**What is required**: Repeat only the lines below from the one that contains "Read all visible content and emit it as JSON." through the final line, exactly. Omit pictures.

........

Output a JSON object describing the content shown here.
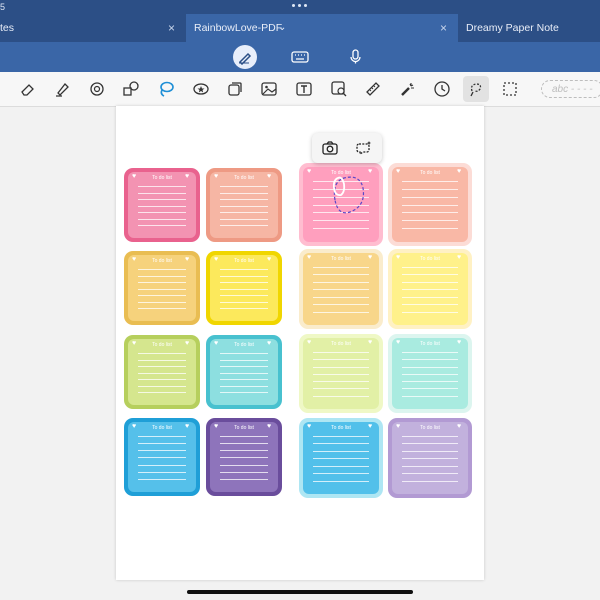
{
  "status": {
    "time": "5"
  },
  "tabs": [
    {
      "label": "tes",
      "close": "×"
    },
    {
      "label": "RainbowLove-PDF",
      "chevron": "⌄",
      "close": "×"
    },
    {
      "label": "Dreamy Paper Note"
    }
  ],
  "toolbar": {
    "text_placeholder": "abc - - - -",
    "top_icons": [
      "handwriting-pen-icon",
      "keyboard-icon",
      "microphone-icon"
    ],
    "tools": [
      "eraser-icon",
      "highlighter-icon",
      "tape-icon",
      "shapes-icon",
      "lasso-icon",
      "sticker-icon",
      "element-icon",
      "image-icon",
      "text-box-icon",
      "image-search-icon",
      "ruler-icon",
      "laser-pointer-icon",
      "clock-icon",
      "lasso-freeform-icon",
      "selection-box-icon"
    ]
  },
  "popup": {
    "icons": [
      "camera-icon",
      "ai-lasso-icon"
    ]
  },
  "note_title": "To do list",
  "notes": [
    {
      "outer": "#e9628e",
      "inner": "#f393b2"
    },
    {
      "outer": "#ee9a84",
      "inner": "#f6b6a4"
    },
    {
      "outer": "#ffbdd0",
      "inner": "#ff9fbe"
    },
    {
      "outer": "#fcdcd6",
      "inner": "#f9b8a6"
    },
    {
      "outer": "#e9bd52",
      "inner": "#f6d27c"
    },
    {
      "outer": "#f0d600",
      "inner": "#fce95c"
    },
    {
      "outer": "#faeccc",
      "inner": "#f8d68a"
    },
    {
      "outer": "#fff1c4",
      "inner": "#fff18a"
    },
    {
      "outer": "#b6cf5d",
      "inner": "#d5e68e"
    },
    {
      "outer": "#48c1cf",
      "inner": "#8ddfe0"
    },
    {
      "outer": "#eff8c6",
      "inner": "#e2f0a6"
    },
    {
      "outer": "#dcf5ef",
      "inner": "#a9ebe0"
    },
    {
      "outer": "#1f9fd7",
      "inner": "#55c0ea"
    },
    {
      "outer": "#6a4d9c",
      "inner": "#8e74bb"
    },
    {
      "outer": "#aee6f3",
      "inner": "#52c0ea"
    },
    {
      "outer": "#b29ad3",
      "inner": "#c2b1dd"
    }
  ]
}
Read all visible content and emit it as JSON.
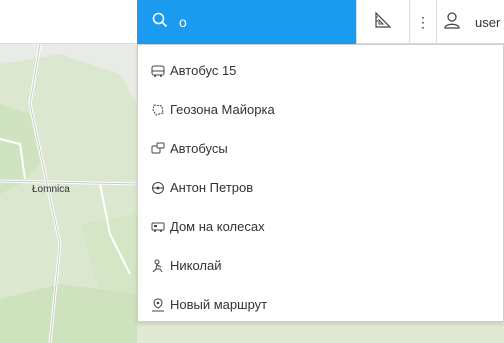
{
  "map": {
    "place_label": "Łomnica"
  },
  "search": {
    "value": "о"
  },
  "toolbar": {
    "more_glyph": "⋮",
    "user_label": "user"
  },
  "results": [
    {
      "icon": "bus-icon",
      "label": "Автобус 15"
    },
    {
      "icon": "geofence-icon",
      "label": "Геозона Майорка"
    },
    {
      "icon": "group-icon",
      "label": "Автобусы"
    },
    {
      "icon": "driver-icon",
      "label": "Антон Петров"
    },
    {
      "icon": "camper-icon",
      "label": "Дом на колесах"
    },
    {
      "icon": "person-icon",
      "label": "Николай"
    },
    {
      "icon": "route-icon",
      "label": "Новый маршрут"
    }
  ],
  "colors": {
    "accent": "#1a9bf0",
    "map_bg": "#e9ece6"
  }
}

........

**Exercise response**:
Read all visible content and emit it as JSON.
{
  "map": {
    "place_label": "Łomnica"
  },
  "search": {
    "value": "о"
  },
  "toolbar": {
    "more_glyph": "⋮",
    "user_label": "user"
  },
  "results": [
    {
      "icon": "bus-icon",
      "label": "Автобус 15"
    },
    {
      "icon": "geofence-icon",
      "label": "Геозона Майорка"
    },
    {
      "icon": "group-icon",
      "label": "Автобусы"
    },
    {
      "icon": "driver-icon",
      "label": "Антон Петров"
    },
    {
      "icon": "camper-icon",
      "label": "Дом на колесах"
    },
    {
      "icon": "person-icon",
      "label": "Николай"
    },
    {
      "icon": "route-icon",
      "label": "Новый маршрут"
    }
  ],
  "colors": {
    "accent": "#1a9bf0",
    "map_bg": "#e9ece6"
  }
}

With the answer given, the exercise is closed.